● **WORK TO DO**
Copy each line of the records that holds the string "точек".

● **MATERIALS PROVIDED**

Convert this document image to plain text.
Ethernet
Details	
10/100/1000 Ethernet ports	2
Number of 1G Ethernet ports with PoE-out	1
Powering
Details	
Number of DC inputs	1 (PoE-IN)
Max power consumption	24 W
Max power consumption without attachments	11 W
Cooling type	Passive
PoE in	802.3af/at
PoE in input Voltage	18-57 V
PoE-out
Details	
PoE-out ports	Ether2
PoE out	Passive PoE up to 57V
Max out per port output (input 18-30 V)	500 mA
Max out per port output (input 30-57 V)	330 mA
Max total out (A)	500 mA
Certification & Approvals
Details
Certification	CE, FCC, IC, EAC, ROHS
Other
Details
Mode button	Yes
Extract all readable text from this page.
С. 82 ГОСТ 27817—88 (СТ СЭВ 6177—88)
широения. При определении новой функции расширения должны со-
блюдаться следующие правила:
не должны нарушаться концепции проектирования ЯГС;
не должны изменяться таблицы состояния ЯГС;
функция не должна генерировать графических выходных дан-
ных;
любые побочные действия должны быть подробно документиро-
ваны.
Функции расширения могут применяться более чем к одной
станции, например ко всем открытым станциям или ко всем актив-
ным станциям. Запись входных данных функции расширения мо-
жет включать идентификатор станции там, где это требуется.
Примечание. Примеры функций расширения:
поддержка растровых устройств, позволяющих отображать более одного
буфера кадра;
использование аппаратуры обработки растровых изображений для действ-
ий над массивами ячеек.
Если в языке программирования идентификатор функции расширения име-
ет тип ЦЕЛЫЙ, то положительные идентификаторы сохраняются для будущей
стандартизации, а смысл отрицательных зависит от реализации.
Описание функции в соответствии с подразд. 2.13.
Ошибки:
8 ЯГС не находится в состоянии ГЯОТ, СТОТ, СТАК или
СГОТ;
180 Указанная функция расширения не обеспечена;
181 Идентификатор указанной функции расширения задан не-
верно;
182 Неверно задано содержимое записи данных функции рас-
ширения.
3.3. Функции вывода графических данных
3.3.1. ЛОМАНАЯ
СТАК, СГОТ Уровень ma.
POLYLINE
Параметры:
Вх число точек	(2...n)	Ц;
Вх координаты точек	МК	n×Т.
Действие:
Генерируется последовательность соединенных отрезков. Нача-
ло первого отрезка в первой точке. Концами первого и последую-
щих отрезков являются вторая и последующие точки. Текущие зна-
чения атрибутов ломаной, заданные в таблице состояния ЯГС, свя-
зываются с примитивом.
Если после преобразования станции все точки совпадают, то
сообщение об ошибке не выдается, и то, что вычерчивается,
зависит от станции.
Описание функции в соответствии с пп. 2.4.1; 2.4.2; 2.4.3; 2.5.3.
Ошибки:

● **REPLY**
Вх число точек	(2...n)	Ц;
Вх координаты точек	МК	n×Т.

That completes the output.